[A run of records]
......

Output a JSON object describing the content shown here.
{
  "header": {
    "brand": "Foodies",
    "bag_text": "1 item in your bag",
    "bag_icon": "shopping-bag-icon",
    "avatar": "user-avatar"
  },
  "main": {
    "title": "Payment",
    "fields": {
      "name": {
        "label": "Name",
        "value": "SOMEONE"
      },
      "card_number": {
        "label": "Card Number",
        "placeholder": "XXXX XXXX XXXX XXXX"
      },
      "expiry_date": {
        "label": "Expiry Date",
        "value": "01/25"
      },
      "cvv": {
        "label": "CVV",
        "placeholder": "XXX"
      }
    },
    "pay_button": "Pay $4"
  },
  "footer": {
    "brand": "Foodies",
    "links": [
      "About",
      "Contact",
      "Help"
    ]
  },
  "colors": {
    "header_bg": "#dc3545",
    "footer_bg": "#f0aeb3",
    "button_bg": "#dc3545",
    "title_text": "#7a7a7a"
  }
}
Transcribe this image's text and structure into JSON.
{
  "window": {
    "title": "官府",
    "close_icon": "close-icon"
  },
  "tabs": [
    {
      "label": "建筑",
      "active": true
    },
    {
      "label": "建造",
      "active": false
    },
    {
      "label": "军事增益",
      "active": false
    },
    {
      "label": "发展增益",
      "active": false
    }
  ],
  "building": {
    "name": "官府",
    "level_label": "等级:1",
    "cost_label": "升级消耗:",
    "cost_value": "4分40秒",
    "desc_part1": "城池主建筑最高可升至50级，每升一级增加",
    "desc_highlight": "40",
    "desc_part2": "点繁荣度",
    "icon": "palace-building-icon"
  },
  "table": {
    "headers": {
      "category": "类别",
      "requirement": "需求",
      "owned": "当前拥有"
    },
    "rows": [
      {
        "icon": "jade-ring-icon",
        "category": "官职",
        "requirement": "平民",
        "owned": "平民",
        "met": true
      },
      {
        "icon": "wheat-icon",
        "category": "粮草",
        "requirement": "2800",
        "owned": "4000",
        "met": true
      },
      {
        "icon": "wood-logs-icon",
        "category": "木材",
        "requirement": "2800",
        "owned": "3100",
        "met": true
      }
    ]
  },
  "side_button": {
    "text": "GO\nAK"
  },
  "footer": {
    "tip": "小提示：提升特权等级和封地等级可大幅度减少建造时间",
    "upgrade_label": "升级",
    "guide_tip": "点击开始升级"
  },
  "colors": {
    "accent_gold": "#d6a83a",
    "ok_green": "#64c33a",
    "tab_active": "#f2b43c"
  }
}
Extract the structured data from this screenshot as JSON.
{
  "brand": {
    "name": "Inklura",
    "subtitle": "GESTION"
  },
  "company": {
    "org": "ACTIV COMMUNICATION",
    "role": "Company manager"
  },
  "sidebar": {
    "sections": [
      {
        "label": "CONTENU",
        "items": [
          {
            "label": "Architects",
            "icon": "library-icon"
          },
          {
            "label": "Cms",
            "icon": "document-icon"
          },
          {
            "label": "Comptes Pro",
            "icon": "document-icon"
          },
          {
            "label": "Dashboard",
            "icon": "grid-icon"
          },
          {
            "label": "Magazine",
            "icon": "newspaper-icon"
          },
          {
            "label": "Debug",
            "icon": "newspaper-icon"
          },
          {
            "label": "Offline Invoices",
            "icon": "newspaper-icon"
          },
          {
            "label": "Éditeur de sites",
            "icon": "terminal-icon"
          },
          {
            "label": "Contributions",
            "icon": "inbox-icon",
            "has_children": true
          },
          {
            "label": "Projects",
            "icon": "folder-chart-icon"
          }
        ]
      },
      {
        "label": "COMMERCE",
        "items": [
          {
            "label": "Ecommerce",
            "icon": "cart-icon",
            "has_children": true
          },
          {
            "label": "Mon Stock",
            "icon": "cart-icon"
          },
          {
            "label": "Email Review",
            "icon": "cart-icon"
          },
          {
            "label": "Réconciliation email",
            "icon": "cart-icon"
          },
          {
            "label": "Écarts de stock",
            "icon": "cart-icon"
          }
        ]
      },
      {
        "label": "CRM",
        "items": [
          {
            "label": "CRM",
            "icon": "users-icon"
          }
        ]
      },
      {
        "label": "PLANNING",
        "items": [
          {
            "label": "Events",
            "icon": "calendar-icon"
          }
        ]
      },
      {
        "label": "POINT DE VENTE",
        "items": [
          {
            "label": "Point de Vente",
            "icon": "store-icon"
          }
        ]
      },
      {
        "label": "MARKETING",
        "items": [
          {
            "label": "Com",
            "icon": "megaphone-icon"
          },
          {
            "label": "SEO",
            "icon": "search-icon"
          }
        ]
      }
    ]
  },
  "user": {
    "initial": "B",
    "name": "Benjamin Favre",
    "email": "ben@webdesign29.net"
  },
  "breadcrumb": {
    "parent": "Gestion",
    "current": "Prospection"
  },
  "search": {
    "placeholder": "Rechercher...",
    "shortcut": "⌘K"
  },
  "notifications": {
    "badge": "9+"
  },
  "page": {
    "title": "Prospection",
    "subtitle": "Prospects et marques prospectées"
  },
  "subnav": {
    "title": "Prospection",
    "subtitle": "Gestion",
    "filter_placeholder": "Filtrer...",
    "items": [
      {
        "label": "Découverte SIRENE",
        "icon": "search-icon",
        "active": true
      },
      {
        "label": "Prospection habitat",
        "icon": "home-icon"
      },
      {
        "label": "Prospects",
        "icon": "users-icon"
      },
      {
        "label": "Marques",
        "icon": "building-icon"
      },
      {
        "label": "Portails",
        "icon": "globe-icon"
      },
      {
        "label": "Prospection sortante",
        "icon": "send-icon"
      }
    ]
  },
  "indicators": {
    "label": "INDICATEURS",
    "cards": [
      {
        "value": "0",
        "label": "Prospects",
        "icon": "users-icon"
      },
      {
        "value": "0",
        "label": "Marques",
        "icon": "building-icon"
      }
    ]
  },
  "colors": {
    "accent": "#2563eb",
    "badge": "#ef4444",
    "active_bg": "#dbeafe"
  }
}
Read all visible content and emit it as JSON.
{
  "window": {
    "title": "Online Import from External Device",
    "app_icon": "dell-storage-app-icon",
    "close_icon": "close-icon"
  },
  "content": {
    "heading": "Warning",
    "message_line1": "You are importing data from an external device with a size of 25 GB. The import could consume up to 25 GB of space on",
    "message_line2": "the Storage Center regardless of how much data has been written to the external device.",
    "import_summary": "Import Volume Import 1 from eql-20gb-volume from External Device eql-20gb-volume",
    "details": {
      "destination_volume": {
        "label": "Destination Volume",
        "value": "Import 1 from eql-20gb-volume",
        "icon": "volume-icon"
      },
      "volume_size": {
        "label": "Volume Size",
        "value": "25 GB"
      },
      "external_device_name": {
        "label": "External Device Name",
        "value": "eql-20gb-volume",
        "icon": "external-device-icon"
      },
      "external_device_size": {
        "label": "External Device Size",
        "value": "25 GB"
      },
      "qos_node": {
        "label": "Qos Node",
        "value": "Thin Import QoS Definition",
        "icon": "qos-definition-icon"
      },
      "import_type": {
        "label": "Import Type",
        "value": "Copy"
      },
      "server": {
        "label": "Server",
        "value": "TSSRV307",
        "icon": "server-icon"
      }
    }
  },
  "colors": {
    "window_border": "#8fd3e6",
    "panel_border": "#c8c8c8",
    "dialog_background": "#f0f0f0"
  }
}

......

_Problem statement:_ Reproduce all data above, unchanged.

_Problem solution:_
Output a JSON object describing the content shown here.
{
  "header": {
    "brand": "Foodies",
    "bag_text": "1 item in your bag",
    "bag_icon": "shopping-bag-icon",
    "avatar": "user-avatar"
  },
  "main": {
    "title": "Payment",
    "fields": {
      "name": {
        "label": "Name",
        "value": "SOMEONE"
      },
      "card_number": {
        "label": "Card Number",
        "placeholder": "XXXX XXXX XXXX XXXX"
      },
      "expiry_date": {
        "label": "Expiry Date",
        "value": "01/25"
      },
      "cvv": {
        "label": "CVV",
        "placeholder": "XXX"
      }
    },
    "pay_button": "Pay $4"
  },
  "footer": {
    "brand": "Foodies",
    "links": [
      "About",
      "Contact",
      "Help"
    ]
  },
  "colors": {
    "header_bg": "#dc3545",
    "footer_bg": "#f0aeb3",
    "button_bg": "#dc3545",
    "title_text": "#7a7a7a"
  }
}
Transcribe this image's text and structure into JSON.
{
  "window": {
    "title": "官府",
    "close_icon": "close-icon"
  },
  "tabs": [
    {
      "label": "建筑",
      "active": true
    },
    {
      "label": "建造",
      "active": false
    },
    {
      "label": "军事增益",
      "active": false
    },
    {
      "label": "发展增益",
      "active": false
    }
  ],
  "building": {
    "name": "官府",
    "level_label": "等级:1",
    "cost_label": "升级消耗:",
    "cost_value": "4分40秒",
    "desc_part1": "城池主建筑最高可升至50级，每升一级增加",
    "desc_highlight": "40",
    "desc_part2": "点繁荣度",
    "icon": "palace-building-icon"
  },
  "table": {
    "headers": {
      "category": "类别",
      "requirement": "需求",
      "owned": "当前拥有"
    },
    "rows": [
      {
        "icon": "jade-ring-icon",
        "category": "官职",
        "requirement": "平民",
        "owned": "平民",
        "met": true
      },
      {
        "icon": "wheat-icon",
        "category": "粮草",
        "requirement": "2800",
        "owned": "4000",
        "met": true
      },
      {
        "icon": "wood-logs-icon",
        "category": "木材",
        "requirement": "2800",
        "owned": "3100",
        "met": true
      }
    ]
  },
  "side_button": {
    "text": "GO\nAK"
  },
  "footer": {
    "tip": "小提示：提升特权等级和封地等级可大幅度减少建造时间",
    "upgrade_label": "升级",
    "guide_tip": "点击开始升级"
  },
  "colors": {
    "accent_gold": "#d6a83a",
    "ok_green": "#64c33a",
    "tab_active": "#f2b43c"
  }
}
Extract the structured data from this screenshot as JSON.
{
  "brand": {
    "name": "Inklura",
    "subtitle": "GESTION"
  },
  "company": {
    "org": "ACTIV COMMUNICATION",
    "role": "Company manager"
  },
  "sidebar": {
    "sections": [
      {
        "label": "CONTENU",
        "items": [
          {
            "label": "Architects",
            "icon": "library-icon"
          },
          {
            "label": "Cms",
            "icon": "document-icon"
          },
          {
            "label": "Comptes Pro",
            "icon": "document-icon"
          },
          {
            "label": "Dashboard",
            "icon": "grid-icon"
          },
          {
            "label": "Magazine",
            "icon": "newspaper-icon"
          },
          {
            "label": "Debug",
            "icon": "newspaper-icon"
          },
          {
            "label": "Offline Invoices",
            "icon": "newspaper-icon"
          },
          {
            "label": "Éditeur de sites",
            "icon": "terminal-icon"
          },
          {
            "label": "Contributions",
            "icon": "inbox-icon",
            "has_children": true
          },
          {
            "label": "Projects",
            "icon": "folder-chart-icon"
          }
        ]
      },
      {
        "label": "COMMERCE",
        "items": [
          {
            "label": "Ecommerce",
            "icon": "cart-icon",
            "has_children": true
          },
          {
            "label": "Mon Stock",
            "icon": "cart-icon"
          },
          {
            "label": "Email Review",
            "icon": "cart-icon"
          },
          {
            "label": "Réconciliation email",
            "icon": "cart-icon"
          },
          {
            "label": "Écarts de stock",
            "icon": "cart-icon"
          }
        ]
      },
      {
        "label": "CRM",
        "items": [
          {
            "label": "CRM",
            "icon": "users-icon"
          }
        ]
      },
      {
        "label": "PLANNING",
        "items": [
          {
            "label": "Events",
            "icon": "calendar-icon"
          }
        ]
      },
      {
        "label": "POINT DE VENTE",
        "items": [
          {
            "label": "Point de Vente",
            "icon": "store-icon"
          }
        ]
      },
      {
        "label": "MARKETING",
        "items": [
          {
            "label": "Com",
            "icon": "megaphone-icon"
          },
          {
            "label": "SEO",
            "icon": "search-icon"
          }
        ]
      }
    ]
  },
  "user": {
    "initial": "B",
    "name": "Benjamin Favre",
    "email": "ben@webdesign29.net"
  },
  "breadcrumb": {
    "parent": "Gestion",
    "current": "Prospection"
  },
  "search": {
    "placeholder": "Rechercher...",
    "shortcut": "⌘K"
  },
  "notifications": {
    "badge": "9+"
  },
  "page": {
    "title": "Prospection",
    "subtitle": "Prospects et marques prospectées"
  },
  "subnav": {
    "title": "Prospection",
    "subtitle": "Gestion",
    "filter_placeholder": "Filtrer...",
    "items": [
      {
        "label": "Découverte SIRENE",
        "icon": "search-icon",
        "active": true
      },
      {
        "label": "Prospection habitat",
        "icon": "home-icon"
      },
      {
        "label": "Prospects",
        "icon": "users-icon"
      },
      {
        "label": "Marques",
        "icon": "building-icon"
      },
      {
        "label": "Portails",
        "icon": "globe-icon"
      },
      {
        "label": "Prospection sortante",
        "icon": "send-icon"
      }
    ]
  },
  "indicators": {
    "label": "INDICATEURS",
    "cards": [
      {
        "value": "0",
        "label": "Prospects",
        "icon": "users-icon"
      },
      {
        "value": "0",
        "label": "Marques",
        "icon": "building-icon"
      }
    ]
  },
  "colors": {
    "accent": "#2563eb",
    "badge": "#ef4444",
    "active_bg": "#dbeafe"
  }
}
Read all visible content and emit it as JSON.
{
  "window": {
    "title": "Online Import from External Device",
    "app_icon": "dell-storage-app-icon",
    "close_icon": "close-icon"
  },
  "content": {
    "heading": "Warning",
    "message_line1": "You are importing data from an external device with a size of 25 GB. The import could consume up to 25 GB of space on",
    "message_line2": "the Storage Center regardless of how much data has been written to the external device.",
    "import_summary": "Import Volume Import 1 from eql-20gb-volume from External Device eql-20gb-volume",
    "details": {
      "destination_volume": {
        "label": "Destination Volume",
        "value": "Import 1 from eql-20gb-volume",
        "icon": "volume-icon"
      },
      "volume_size": {
        "label": "Volume Size",
        "value": "25 GB"
      },
      "external_device_name": {
        "label": "External Device Name",
        "value": "eql-20gb-volume",
        "icon": "external-device-icon"
      },
      "external_device_size": {
        "label": "External Device Size",
        "value": "25 GB"
      },
      "qos_node": {
        "label": "Qos Node",
        "value": "Thin Import QoS Definition",
        "icon": "qos-definition-icon"
      },
      "import_type": {
        "label": "Import Type",
        "value": "Copy"
      },
      "server": {
        "label": "Server",
        "value": "TSSRV307",
        "icon": "server-icon"
      }
    }
  },
  "colors": {
    "window_border": "#8fd3e6",
    "panel_border": "#c8c8c8",
    "dialog_background": "#f0f0f0"
  }
}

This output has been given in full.